> [Raw records]:

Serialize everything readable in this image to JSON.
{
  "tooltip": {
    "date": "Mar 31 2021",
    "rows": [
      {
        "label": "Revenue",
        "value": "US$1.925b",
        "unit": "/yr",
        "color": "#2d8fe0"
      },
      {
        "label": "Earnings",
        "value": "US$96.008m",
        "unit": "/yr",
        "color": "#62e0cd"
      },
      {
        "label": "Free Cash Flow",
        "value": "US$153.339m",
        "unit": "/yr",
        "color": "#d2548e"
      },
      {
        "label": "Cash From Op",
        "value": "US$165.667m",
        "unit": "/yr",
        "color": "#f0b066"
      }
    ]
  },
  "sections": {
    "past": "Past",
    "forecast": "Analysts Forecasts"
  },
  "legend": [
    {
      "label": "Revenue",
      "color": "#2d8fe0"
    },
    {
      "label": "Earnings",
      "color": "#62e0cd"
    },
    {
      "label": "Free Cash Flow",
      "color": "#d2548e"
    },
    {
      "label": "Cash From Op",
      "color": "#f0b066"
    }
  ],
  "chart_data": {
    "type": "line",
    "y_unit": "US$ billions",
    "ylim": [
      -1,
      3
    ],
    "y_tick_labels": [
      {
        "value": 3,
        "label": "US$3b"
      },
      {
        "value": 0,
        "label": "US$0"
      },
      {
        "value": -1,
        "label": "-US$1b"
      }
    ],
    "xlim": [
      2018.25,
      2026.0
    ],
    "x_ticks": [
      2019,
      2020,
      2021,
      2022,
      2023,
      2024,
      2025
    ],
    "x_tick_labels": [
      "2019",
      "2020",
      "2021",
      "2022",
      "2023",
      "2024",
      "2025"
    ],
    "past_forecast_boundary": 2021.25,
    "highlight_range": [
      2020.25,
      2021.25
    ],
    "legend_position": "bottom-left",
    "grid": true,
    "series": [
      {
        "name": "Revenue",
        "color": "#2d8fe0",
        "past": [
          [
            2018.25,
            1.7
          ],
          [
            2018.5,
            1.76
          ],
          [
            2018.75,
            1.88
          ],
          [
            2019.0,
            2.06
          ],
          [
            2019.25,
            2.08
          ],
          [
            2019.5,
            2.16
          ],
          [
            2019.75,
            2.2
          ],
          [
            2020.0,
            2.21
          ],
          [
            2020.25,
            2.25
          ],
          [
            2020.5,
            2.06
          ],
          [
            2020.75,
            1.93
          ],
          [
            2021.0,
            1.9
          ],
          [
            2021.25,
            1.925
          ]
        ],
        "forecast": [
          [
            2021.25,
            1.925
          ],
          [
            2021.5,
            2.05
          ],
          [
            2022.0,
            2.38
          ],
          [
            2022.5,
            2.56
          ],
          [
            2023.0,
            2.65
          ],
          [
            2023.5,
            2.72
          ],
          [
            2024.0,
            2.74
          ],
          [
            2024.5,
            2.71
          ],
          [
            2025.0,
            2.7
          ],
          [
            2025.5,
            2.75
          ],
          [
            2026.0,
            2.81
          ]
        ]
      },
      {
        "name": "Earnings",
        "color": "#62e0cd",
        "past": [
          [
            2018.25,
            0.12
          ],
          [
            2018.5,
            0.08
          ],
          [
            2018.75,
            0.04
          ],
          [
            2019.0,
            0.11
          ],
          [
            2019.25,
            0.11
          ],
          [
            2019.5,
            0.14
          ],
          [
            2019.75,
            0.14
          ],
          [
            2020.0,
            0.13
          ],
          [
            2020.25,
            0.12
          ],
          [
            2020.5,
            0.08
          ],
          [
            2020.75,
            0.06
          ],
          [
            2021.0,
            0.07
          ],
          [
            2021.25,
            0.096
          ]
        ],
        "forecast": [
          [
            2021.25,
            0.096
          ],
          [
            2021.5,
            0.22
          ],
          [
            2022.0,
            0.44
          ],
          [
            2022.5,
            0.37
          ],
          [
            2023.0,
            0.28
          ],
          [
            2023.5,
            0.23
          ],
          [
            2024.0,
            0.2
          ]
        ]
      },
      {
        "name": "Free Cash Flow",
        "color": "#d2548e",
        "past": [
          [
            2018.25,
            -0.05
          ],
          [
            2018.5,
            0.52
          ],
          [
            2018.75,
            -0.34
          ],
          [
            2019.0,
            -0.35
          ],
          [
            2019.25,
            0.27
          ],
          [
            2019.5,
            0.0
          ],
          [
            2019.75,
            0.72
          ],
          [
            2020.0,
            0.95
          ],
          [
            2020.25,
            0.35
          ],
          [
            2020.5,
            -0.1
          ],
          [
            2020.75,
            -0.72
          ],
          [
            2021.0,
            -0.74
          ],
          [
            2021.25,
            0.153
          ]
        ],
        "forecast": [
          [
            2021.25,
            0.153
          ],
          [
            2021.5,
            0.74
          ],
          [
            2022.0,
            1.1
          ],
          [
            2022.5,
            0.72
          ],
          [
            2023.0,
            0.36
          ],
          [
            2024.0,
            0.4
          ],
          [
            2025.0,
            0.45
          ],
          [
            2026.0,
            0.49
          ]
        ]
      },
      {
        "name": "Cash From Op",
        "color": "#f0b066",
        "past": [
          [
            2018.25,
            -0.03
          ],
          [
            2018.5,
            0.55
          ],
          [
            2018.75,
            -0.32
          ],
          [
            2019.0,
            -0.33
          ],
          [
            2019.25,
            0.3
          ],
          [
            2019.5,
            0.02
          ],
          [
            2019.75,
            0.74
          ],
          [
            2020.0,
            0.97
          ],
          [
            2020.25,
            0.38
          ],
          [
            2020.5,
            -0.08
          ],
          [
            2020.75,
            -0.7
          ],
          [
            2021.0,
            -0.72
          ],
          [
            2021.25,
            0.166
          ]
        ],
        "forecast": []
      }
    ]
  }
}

> [What is being asked]: Scan the material above for the string "Flow" and return the lines that hold it.

> [Task answer]:
        "label": "Free Cash Flow",
      "label": "Free Cash Flow",
        "name": "Free Cash Flow",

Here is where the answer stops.